Aim:
Below are records. Copy every line with "Batch" in it.

**** Task material

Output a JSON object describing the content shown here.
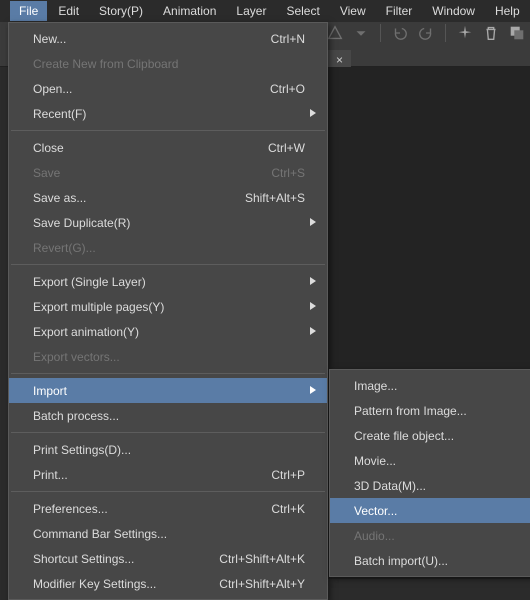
{
  "menubar": {
    "items": [
      {
        "label": "File",
        "active": true
      },
      {
        "label": "Edit"
      },
      {
        "label": "Story(P)"
      },
      {
        "label": "Animation"
      },
      {
        "label": "Layer"
      },
      {
        "label": "Select"
      },
      {
        "label": "View"
      },
      {
        "label": "Filter"
      },
      {
        "label": "Window"
      },
      {
        "label": "Help"
      }
    ]
  },
  "doc_tab": {
    "close_glyph": "×"
  },
  "file_menu": {
    "items": [
      {
        "type": "item",
        "label": "New...",
        "shortcut": "Ctrl+N"
      },
      {
        "type": "item",
        "label": "Create New from Clipboard",
        "disabled": true
      },
      {
        "type": "item",
        "label": "Open...",
        "shortcut": "Ctrl+O"
      },
      {
        "type": "item",
        "label": "Recent(F)",
        "submenu": true
      },
      {
        "type": "sep"
      },
      {
        "type": "item",
        "label": "Close",
        "shortcut": "Ctrl+W"
      },
      {
        "type": "item",
        "label": "Save",
        "shortcut": "Ctrl+S",
        "disabled": true
      },
      {
        "type": "item",
        "label": "Save as...",
        "shortcut": "Shift+Alt+S"
      },
      {
        "type": "item",
        "label": "Save Duplicate(R)",
        "submenu": true
      },
      {
        "type": "item",
        "label": "Revert(G)...",
        "disabled": true
      },
      {
        "type": "sep"
      },
      {
        "type": "item",
        "label": "Export (Single Layer)",
        "submenu": true
      },
      {
        "type": "item",
        "label": "Export multiple pages(Y)",
        "submenu": true
      },
      {
        "type": "item",
        "label": "Export animation(Y)",
        "submenu": true
      },
      {
        "type": "item",
        "label": "Export vectors...",
        "disabled": true
      },
      {
        "type": "sep"
      },
      {
        "type": "item",
        "label": "Import",
        "submenu": true,
        "hovered": true
      },
      {
        "type": "item",
        "label": "Batch process..."
      },
      {
        "type": "sep"
      },
      {
        "type": "item",
        "label": "Print Settings(D)..."
      },
      {
        "type": "item",
        "label": "Print...",
        "shortcut": "Ctrl+P"
      },
      {
        "type": "sep"
      },
      {
        "type": "item",
        "label": "Preferences...",
        "shortcut": "Ctrl+K"
      },
      {
        "type": "item",
        "label": "Command Bar Settings..."
      },
      {
        "type": "item",
        "label": "Shortcut Settings...",
        "shortcut": "Ctrl+Shift+Alt+K"
      },
      {
        "type": "item",
        "label": "Modifier Key Settings...",
        "shortcut": "Ctrl+Shift+Alt+Y"
      }
    ]
  },
  "import_menu": {
    "items": [
      {
        "type": "item",
        "label": "Image..."
      },
      {
        "type": "item",
        "label": "Pattern from Image..."
      },
      {
        "type": "item",
        "label": "Create file object..."
      },
      {
        "type": "item",
        "label": "Movie..."
      },
      {
        "type": "item",
        "label": "3D Data(M)..."
      },
      {
        "type": "item",
        "label": "Vector...",
        "hovered": true
      },
      {
        "type": "item",
        "label": "Audio...",
        "disabled": true
      },
      {
        "type": "item",
        "label": "Batch import(U)..."
      }
    ]
  }
}
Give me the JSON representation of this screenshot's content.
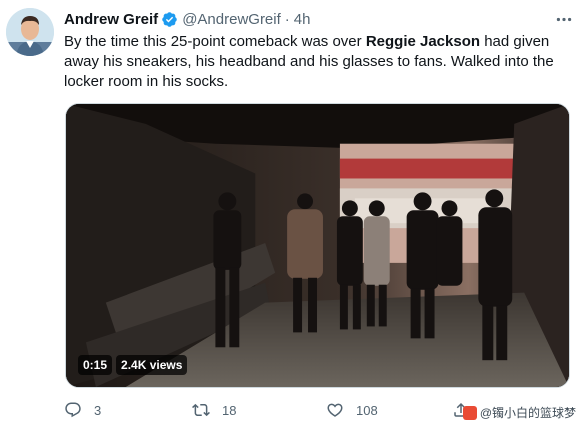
{
  "author": {
    "display_name": "Andrew Greif",
    "handle": "@AndrewGreif",
    "separator": "·",
    "time": "4h"
  },
  "tweet": {
    "text_before": "By the time this 25-point comeback was over ",
    "mention": "Reggie Jackson",
    "text_after": " had given away his sneakers, his headband and his glasses to fans. Walked into the locker room in his socks."
  },
  "media": {
    "duration": "0:15",
    "views": "2.4K views"
  },
  "actions": {
    "reply_count": "3",
    "retweet_count": "18",
    "like_count": "108"
  },
  "watermark": {
    "text": "@镯小白的篮球梦"
  },
  "colors": {
    "text_primary": "#0f1419",
    "text_secondary": "#536471",
    "verified_blue": "#1d9bf0"
  }
}
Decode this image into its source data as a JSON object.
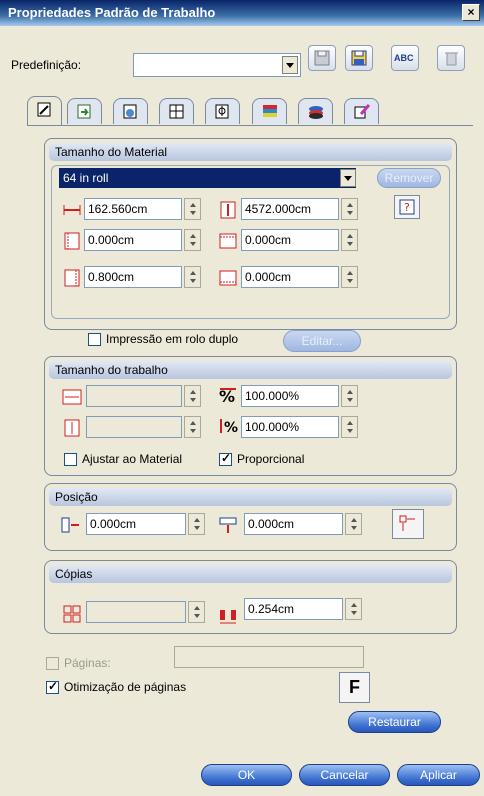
{
  "window": {
    "title": "Propriedades Padrão de Trabalho",
    "close_glyph": "×"
  },
  "preset": {
    "label": "Predefinição:",
    "value": ""
  },
  "toolbar": {
    "abc_label": "ABC"
  },
  "material": {
    "header": "Tamanho do Material",
    "selected": "64 in roll",
    "remove_label": "Remover",
    "width": "162.560cm",
    "length": "4572.000cm",
    "margin_left": "0.000cm",
    "margin_top": "0.000cm",
    "margin_right": "0.800cm",
    "margin_bottom": "0.000cm"
  },
  "double_roll": {
    "label": "Impressão em rolo duplo",
    "checked": false,
    "edit_label": "Editar..."
  },
  "job_size": {
    "header": "Tamanho do trabalho",
    "width": "",
    "height": "",
    "scale_x": "100.000%",
    "scale_y": "100.000%",
    "fit_label": "Ajustar ao Material",
    "fit_checked": false,
    "proportional_label": "Proporcional",
    "proportional_checked": true
  },
  "position": {
    "header": "Posição",
    "x": "0.000cm",
    "y": "0.000cm"
  },
  "copies": {
    "header": "Cópias",
    "count": "",
    "spacing": "0.254cm"
  },
  "pages": {
    "label": "Páginas:",
    "checked": false,
    "value": ""
  },
  "optimization": {
    "label": "Otimização de páginas",
    "checked": true,
    "f_label": "F"
  },
  "buttons": {
    "restore": "Restaurar",
    "ok": "OK",
    "cancel": "Cancelar",
    "apply": "Aplicar"
  }
}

********

Task solution:
        "label": "Batch process..."
        "label": "Batch import(U)..."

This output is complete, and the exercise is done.